**WRITTEN EXERCISE**. Search the records that follow and extract every line containing the string "amely".

**MATERIAL SHOWN**.
··········
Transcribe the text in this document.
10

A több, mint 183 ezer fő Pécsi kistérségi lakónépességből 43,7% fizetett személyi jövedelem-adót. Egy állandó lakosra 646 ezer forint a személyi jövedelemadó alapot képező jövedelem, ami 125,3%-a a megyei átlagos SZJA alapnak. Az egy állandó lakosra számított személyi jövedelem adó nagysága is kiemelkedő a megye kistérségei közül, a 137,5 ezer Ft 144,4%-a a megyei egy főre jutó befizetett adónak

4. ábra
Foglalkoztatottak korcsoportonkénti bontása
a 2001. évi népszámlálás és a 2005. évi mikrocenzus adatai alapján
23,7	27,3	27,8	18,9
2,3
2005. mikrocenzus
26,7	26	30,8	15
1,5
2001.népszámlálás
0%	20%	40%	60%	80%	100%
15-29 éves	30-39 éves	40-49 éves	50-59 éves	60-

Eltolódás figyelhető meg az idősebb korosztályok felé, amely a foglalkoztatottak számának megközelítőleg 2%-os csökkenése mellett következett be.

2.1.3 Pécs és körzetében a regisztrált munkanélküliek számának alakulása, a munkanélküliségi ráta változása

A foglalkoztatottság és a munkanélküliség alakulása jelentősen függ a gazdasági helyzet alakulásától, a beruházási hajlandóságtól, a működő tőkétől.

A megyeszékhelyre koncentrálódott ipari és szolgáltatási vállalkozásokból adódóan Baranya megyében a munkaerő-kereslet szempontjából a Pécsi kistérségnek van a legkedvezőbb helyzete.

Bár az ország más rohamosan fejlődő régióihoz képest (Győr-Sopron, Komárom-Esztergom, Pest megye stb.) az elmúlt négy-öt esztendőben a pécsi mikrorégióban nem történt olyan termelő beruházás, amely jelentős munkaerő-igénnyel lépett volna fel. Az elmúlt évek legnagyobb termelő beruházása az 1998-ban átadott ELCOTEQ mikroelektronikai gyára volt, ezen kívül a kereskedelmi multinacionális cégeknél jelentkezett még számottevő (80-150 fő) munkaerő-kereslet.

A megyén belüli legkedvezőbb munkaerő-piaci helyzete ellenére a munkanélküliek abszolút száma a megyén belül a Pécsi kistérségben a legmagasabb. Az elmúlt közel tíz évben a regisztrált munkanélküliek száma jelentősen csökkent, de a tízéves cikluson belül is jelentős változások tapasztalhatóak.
··········
**RESPONSE BELOW**.
Eltolódás figyelhető meg az idősebb korosztályok felé, amely a foglalkoztatottak számának megközelítőleg 2%-os csökkenése mellett következett be.
Bár az ország más rohamosan fejlődő régióihoz képest (Győr-Sopron, Komárom-Esztergom, Pest megye stb.) az elmúlt négy-öt esztendőben a pécsi mikrorégióban nem történt olyan termelő beruházás, amely jelentős munkaerő-igénnyel lépett volna fel. Az elmúlt évek legnagyobb termelő beruházása az 1998-ban átadott ELCOTEQ mikroelektronikai gyára volt, ezen kívül a kereskedelmi multinacionális cégeknél jelentkezett még számottevő (80-150 fő) munkaerő-kereslet.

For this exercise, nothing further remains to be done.